[Direction] Wherever the word "JSON" appears in the entries, copy the whole line.

Dataset excerpt
###

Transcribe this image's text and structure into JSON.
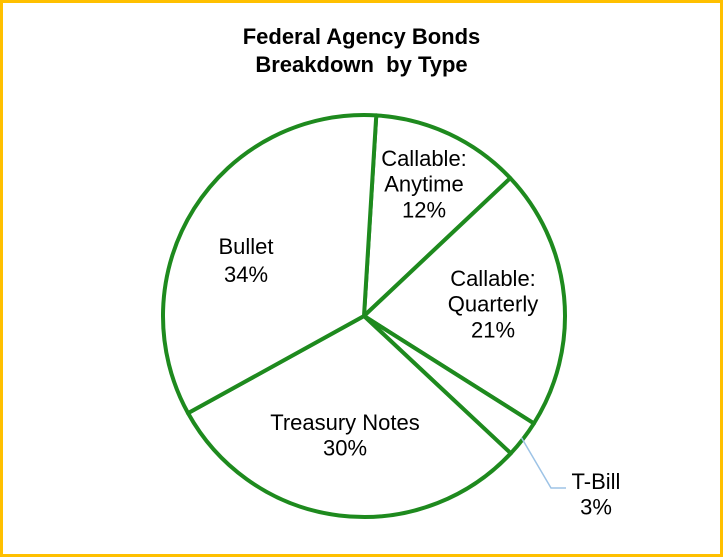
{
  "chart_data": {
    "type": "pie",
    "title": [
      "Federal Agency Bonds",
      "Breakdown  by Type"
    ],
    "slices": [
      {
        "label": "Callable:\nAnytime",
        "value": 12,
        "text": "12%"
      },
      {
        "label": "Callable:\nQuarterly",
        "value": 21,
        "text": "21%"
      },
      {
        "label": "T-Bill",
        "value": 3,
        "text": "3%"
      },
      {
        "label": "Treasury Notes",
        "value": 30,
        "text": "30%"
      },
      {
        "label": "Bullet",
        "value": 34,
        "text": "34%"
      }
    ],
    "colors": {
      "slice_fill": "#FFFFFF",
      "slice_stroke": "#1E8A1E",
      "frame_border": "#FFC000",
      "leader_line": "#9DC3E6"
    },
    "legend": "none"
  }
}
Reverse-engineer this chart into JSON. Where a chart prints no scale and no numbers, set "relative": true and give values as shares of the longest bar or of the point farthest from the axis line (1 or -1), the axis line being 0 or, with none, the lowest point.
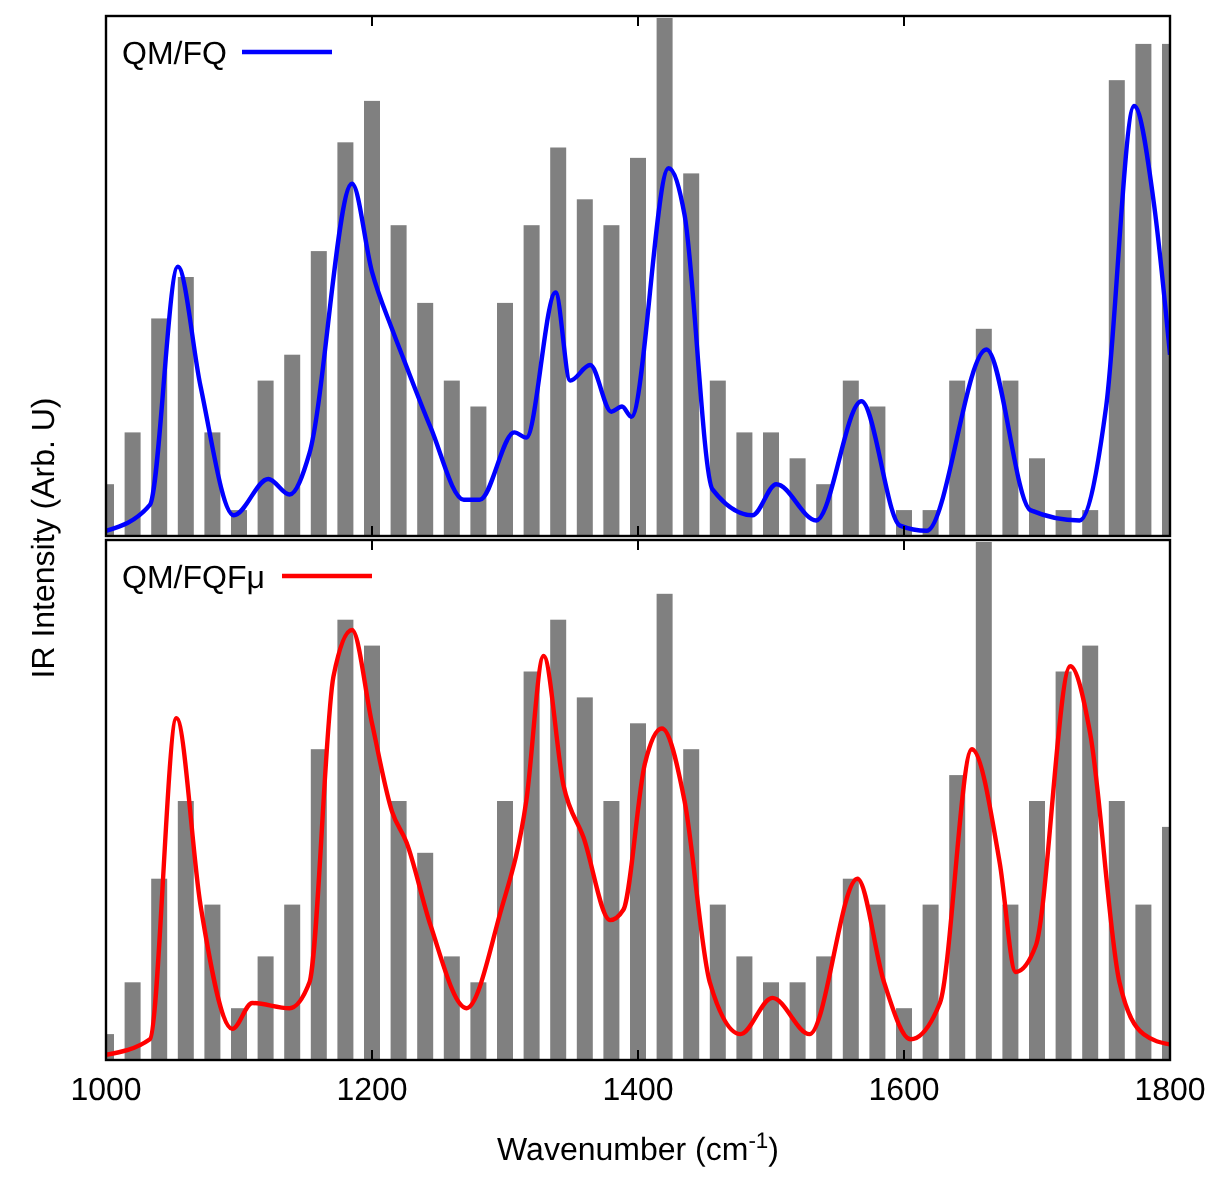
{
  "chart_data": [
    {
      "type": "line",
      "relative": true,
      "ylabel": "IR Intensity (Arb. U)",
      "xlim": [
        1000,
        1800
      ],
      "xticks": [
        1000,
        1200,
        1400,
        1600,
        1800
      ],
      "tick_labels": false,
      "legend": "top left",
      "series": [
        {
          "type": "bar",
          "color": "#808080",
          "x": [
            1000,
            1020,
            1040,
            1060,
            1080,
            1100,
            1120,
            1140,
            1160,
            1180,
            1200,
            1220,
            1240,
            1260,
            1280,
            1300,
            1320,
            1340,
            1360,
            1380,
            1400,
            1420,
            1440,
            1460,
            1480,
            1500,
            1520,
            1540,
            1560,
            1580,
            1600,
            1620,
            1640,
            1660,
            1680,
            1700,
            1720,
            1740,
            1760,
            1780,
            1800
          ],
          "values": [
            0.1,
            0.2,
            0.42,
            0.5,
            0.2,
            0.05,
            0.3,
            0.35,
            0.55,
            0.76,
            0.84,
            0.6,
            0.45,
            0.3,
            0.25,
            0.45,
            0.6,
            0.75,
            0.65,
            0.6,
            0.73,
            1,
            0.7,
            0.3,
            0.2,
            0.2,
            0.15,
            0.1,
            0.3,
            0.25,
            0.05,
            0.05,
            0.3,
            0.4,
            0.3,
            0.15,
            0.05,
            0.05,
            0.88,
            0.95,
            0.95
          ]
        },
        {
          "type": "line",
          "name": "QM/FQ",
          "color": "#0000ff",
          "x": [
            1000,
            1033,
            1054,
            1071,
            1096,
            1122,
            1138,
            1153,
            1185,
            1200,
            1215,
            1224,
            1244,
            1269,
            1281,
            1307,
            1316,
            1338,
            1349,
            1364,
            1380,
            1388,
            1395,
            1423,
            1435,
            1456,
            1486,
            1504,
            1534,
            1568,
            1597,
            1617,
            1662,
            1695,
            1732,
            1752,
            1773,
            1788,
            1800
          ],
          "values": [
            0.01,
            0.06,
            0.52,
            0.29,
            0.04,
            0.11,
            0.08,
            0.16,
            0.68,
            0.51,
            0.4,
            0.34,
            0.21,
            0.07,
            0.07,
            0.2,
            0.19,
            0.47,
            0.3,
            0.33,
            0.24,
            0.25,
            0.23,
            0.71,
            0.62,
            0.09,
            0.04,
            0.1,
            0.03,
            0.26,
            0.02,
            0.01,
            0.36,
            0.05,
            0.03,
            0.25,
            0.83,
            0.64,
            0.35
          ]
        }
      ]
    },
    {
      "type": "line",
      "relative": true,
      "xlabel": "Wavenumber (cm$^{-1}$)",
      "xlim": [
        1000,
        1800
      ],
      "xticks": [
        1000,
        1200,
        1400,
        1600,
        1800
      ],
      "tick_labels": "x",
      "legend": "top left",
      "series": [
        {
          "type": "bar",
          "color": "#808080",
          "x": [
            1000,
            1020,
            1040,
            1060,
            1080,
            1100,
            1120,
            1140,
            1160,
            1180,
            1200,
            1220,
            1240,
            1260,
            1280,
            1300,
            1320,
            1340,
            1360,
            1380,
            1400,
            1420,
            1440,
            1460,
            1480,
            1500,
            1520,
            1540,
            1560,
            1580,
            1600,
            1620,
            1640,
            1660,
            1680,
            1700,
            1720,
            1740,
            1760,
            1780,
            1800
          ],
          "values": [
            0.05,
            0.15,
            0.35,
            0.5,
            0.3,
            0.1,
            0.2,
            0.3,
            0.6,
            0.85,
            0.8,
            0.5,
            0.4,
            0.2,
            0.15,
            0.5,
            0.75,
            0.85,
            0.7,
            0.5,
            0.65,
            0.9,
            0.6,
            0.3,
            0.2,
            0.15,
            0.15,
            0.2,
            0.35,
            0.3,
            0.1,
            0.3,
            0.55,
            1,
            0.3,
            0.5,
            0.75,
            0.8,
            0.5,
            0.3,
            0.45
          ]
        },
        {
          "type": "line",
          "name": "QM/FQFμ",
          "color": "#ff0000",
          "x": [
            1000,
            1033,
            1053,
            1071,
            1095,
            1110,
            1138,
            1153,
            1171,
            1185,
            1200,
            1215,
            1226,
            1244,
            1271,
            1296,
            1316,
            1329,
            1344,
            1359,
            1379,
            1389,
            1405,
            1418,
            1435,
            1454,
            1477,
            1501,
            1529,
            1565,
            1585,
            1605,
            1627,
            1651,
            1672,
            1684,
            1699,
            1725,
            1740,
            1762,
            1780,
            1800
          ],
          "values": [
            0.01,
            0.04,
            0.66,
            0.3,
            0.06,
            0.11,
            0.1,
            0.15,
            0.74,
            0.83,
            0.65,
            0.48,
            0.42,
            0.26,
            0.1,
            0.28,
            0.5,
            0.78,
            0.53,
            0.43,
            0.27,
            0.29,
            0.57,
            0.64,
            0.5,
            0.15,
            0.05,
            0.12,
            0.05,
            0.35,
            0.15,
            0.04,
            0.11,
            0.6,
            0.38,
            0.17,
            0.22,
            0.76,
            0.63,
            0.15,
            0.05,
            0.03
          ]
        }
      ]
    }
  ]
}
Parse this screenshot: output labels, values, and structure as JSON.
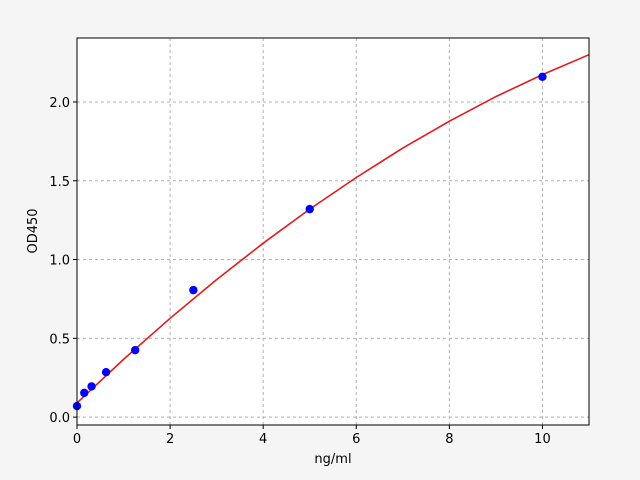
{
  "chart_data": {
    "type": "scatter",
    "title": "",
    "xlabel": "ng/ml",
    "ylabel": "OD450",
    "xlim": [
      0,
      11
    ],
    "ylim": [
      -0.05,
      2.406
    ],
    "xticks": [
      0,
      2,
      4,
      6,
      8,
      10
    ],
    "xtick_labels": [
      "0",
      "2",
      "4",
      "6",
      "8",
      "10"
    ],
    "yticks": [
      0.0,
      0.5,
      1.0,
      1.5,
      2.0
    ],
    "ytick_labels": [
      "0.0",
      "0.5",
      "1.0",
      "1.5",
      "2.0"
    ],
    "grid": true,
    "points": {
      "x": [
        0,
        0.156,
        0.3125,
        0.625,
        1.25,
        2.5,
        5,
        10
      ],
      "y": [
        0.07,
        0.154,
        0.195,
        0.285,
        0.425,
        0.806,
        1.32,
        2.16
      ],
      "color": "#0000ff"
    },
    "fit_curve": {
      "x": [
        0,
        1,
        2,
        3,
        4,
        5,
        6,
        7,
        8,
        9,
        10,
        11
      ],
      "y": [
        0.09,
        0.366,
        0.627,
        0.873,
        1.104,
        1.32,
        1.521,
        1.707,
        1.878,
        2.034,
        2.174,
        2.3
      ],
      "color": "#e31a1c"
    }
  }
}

###

[Result below]
Transcribe this image's text and structure into JSON.
Reverse-engineer this chart into JSON. Where a chart prints no scale and no numbers, set "relative": true and give values as shares of the longest bar or of the point farthest from the axis line (1 or -1), the axis line being 0 or, with none, the lowest point.
Parse this screenshot: output labels, values, and structure as JSON.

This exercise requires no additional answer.